--- Aim ---
For each line of the data below that holds "Settings", copy the line.

--- Data supplied ---
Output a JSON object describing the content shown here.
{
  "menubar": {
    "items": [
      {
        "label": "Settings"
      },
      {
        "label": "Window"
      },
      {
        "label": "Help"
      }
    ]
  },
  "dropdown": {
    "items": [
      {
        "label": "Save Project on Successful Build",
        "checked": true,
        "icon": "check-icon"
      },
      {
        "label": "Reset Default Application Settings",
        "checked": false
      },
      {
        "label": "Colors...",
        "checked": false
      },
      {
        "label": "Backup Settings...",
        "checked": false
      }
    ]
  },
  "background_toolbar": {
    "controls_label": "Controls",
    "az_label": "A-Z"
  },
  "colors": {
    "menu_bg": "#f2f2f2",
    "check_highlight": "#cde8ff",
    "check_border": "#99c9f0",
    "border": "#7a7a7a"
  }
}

--- Expected output ---
        "label": "Settings"
        "label": "Reset Default Application Settings",
        "label": "Backup Settings...",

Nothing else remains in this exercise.